** start RECORDS **
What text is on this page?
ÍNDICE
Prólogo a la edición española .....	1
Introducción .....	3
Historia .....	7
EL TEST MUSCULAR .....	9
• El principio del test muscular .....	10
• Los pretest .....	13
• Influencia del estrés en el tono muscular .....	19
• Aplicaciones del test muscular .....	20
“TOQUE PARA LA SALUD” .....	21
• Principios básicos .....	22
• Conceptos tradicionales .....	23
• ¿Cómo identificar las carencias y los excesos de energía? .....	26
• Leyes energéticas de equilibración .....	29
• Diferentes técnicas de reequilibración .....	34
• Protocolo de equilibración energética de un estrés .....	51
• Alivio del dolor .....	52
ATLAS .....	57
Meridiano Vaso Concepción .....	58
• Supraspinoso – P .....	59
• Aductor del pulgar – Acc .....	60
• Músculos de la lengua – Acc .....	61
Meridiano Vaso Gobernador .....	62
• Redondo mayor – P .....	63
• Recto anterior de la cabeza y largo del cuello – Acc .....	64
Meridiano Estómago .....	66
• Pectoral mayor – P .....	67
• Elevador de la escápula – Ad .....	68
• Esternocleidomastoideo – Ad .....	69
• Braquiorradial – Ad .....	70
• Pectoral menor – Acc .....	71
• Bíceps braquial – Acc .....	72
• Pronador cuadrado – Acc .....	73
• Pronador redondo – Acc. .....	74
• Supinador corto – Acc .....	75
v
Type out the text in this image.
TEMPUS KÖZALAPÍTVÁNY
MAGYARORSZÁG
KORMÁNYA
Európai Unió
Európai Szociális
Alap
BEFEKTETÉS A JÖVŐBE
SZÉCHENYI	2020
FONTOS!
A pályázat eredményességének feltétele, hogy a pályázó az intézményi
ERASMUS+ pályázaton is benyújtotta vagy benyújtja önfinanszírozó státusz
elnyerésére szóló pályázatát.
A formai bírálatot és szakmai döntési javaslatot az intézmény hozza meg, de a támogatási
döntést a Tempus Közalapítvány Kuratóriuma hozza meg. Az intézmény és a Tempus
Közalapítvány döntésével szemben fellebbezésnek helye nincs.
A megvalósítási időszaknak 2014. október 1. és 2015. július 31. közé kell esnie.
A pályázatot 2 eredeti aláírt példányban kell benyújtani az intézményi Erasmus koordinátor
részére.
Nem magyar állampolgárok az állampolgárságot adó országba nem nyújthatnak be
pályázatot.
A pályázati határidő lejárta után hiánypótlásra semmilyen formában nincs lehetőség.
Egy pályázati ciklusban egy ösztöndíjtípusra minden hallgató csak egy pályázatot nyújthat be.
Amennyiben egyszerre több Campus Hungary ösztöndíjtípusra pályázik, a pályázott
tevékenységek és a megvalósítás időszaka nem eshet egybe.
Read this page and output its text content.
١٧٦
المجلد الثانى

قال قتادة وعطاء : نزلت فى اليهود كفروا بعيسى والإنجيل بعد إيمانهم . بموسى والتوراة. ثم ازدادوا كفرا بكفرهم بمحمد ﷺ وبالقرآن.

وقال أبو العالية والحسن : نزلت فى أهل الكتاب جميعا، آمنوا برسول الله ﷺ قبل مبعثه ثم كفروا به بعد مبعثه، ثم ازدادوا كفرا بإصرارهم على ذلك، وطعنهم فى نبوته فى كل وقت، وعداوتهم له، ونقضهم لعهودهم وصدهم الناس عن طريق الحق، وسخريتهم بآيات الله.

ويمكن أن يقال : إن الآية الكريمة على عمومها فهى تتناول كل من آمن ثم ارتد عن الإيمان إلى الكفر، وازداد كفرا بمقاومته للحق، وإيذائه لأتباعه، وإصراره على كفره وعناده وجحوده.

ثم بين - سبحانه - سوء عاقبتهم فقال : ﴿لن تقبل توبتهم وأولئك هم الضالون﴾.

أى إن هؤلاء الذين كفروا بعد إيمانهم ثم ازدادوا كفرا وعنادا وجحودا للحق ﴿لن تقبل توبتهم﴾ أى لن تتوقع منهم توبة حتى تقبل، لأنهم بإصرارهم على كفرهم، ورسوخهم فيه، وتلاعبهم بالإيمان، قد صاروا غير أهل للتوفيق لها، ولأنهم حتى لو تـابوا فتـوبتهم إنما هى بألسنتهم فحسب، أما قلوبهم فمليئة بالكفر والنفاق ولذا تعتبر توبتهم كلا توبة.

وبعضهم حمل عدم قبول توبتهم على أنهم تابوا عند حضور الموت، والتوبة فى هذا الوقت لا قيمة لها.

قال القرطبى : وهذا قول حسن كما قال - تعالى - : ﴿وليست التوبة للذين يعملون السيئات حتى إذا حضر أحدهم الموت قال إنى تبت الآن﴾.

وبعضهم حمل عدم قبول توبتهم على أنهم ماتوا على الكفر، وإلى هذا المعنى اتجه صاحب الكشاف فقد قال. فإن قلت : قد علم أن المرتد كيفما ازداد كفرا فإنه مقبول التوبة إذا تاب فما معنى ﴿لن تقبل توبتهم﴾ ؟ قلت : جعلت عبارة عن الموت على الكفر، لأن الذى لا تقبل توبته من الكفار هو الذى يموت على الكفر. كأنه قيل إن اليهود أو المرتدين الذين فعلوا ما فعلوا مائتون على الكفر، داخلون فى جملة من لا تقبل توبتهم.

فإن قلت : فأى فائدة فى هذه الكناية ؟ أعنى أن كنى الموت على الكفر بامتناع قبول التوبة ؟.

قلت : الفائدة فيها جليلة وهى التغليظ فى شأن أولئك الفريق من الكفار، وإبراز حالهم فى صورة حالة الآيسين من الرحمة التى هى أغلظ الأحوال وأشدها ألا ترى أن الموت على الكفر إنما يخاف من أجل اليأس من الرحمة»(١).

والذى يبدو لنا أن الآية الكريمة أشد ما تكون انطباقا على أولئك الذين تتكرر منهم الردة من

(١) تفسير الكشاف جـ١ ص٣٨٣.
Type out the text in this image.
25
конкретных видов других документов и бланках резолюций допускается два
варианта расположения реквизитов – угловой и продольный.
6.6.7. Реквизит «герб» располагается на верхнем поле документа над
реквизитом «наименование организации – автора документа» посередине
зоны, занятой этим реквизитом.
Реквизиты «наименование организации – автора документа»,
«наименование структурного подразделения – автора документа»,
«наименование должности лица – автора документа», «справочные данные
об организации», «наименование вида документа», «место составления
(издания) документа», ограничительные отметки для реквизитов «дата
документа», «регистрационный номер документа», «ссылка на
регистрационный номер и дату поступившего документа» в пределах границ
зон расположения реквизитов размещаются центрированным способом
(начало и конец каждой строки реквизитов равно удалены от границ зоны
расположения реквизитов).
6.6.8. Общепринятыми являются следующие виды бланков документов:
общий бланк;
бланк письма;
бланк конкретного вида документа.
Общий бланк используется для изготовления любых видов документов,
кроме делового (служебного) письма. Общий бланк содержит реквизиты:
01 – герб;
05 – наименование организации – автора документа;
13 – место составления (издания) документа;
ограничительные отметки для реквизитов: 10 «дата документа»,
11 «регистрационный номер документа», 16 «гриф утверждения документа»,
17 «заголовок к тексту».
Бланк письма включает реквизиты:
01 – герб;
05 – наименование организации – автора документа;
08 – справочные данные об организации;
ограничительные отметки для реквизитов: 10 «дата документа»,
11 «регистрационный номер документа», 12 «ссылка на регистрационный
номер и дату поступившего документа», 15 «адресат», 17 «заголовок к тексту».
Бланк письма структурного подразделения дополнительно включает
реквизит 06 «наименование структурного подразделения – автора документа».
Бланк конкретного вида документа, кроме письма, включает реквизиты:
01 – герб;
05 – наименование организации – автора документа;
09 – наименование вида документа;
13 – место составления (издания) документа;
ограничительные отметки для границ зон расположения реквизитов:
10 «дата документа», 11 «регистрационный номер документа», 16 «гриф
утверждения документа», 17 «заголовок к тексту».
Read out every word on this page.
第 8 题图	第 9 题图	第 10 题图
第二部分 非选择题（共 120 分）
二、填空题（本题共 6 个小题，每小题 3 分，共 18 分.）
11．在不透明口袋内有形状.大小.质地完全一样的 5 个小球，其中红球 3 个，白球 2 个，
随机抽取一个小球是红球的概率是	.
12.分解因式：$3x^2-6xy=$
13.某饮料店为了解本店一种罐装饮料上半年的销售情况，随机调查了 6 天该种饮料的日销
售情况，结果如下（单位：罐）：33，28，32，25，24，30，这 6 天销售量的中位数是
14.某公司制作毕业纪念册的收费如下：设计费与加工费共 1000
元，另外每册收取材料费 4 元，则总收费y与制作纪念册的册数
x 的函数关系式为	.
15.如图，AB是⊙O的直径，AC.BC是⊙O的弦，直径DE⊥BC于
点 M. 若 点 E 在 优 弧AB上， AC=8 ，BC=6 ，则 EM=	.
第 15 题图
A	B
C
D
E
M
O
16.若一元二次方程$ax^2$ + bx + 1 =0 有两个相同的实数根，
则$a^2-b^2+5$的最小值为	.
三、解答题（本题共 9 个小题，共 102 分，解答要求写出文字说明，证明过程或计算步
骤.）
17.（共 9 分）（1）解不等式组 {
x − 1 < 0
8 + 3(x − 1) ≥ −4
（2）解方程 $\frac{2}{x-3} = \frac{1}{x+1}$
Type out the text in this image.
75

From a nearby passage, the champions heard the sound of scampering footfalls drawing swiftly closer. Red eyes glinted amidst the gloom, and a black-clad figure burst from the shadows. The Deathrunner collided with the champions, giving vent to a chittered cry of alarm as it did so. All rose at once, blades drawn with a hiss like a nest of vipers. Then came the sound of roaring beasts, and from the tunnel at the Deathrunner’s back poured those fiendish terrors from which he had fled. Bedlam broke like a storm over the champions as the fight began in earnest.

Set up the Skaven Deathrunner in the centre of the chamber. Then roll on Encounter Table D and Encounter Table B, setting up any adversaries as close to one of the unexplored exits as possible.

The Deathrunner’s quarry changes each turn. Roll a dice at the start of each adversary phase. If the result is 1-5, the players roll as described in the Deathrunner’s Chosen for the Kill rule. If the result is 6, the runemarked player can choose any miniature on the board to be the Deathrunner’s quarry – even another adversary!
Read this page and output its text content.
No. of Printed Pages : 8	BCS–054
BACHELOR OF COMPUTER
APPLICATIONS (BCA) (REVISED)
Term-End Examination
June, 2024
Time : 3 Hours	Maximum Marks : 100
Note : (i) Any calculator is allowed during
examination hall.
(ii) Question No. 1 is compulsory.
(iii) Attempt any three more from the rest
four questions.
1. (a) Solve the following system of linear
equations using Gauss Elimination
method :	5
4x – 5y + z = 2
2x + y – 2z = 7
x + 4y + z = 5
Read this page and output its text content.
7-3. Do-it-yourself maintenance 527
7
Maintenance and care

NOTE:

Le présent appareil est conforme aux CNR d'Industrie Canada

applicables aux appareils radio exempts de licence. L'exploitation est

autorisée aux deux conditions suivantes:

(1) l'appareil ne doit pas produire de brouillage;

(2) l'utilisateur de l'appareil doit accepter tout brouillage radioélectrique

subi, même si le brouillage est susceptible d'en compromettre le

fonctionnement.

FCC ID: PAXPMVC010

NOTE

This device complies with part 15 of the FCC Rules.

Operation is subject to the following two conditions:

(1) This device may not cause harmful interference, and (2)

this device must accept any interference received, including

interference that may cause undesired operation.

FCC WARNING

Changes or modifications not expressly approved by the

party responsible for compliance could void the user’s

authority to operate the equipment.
** end RECORDS **
● REQUIREMENTS:
Choose all lines containing the string "ازدادوا" and copy them out.

● ANSWER TO THE PROBLEM:
قال قتادة وعطاء : نزلت فى اليهود كفروا بعيسى والإنجيل بعد إيمانهم . بموسى والتوراة. ثم ازدادوا كفرا بكفرهم بمحمد ﷺ وبالقرآن.
وقال أبو العالية والحسن : نزلت فى أهل الكتاب جميعا، آمنوا برسول الله ﷺ قبل مبعثه ثم كفروا به بعد مبعثه، ثم ازدادوا كفرا بإصرارهم على ذلك، وطعنهم فى نبوته فى كل وقت، وعداوتهم له، ونقضهم لعهودهم وصدهم الناس عن طريق الحق، وسخريتهم بآيات الله.
أى إن هؤلاء الذين كفروا بعد إيمانهم ثم ازدادوا كفرا وعنادا وجحودا للحق ﴿لن تقبل توبتهم﴾ أى لن تتوقع منهم توبة حتى تقبل، لأنهم بإصرارهم على كفرهم، ورسوخهم فيه، وتلاعبهم بالإيمان، قد صاروا غير أهل للتوفيق لها، ولأنهم حتى لو تـابوا فتـوبتهم إنما هى بألسنتهم فحسب، أما قلوبهم فمليئة بالكفر والنفاق ولذا تعتبر توبتهم كلا توبة.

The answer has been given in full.